--- Start Text shown ---
Fingerprints are a cornerstone of crime investigations, but they carry more than just ridge patterns. They also contain tiny traces of body oils and natural pigments that slowly break down after a fingertip touches a surface. This study asks a question that matters to courts and investigators alike: can we read those chemical changes to tell how old a fingerprint is, and therefore whether it was likely left during a crime or long before?

Figure 1
Figure 1.

Looking Inside a Fingerprint Without Touching It

The researchers used a light‑based technique called Raman spectroscopy to examine the invisible chemical mix in “latent” fingerprints – the kind you cannot see until they are developed. Raman instruments shine colored light on a spot and measure how the light scatters back, producing a kind of molecular barcode. Here, the team focused on two main ingredients in fingerprint residue: carotenoids, which are yellow‑orange pigments that come largely from diet, and lipids, which are fatty substances from skin oils. Because Raman measurements are contact‑free, the same type of analysis could in principle be done directly on prints at a crime scene without damaging them.

Following Fingerprints as They Age

To track how these components change over time, the scientists collected fingerprints from three adult men and stored the samples under carefully controlled laboratory conditions for 90 days. They recorded multiple Raman spectra from each print on many different days, then mathematically untangled overlapping signals to isolate the contributions from carotenoids and several kinds of lipids. They also ran a simple diet test with one donor, briefly restricting carotenoid intake, and saw the fingerprint signals from these pigments noticeably drop and later rebound, hinting that lifestyle and nutrition can leave a chemical fingerprint of their own.

Figure 2
Figure 2.

Fast‑Fading Pigments and Slower‑Changing Oils

The measurements revealed that carotenoids are particularly fragile. Their signals declined in a way that fits a classic “first‑order” decay curve, meaning the loss rate is proportional to how much is left. Yet the pace varied greatly between people: in one donor, carotenoid signals almost vanished within 10 days, while in another they remained detectable for around 80 days. Detailed inspection of the Raman peaks showed that the carotenoid molecules first twisted into different shapes and then broke apart, forming oxidized by‑products. Lipids behaved differently. Certain spectral markers showed that double bonds in their long carbon chains gradually shifted from one structural form to another and then were lost, reflecting a slower process in which skin oils are steadily oxidized and broken down over weeks.
--- End Text shown ---
**Requests:**
1. Answer the following from the text on fingerprint aging:
(a) For how many days were the fingerprint samples stored?
(b) Which two main ingredients of fingerprint residue did the team focus on?
(c) Within how many days did carotenoid signals almost vanish in one donor?
2. Transcribe verbatim the stretch of the text on fingerprint aging from "Fingerprints are a" through "or long before?".
The material that follows has no connection to the text on fingerprint aging.
--- Start Given data ---
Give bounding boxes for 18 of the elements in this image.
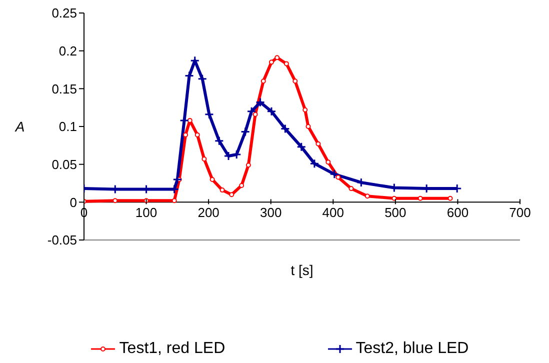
--- End Given data ---
**Worked solutions:**
1.
(a) 90 days
(b) Carotenoids and lipids
(c) Within 10 days

2.
Fingerprints are a cornerstone of crime investigations, but they carry more than just ridge patterns. They also contain tiny traces of body oils and natural pigments that slowly break down after a fingertip touches a surface. This study asks a question that matters to courts and investigators alike: can we read those chemical changes to tell how old a fingerprint is, and therefore whether it was likely left during a crime or long before?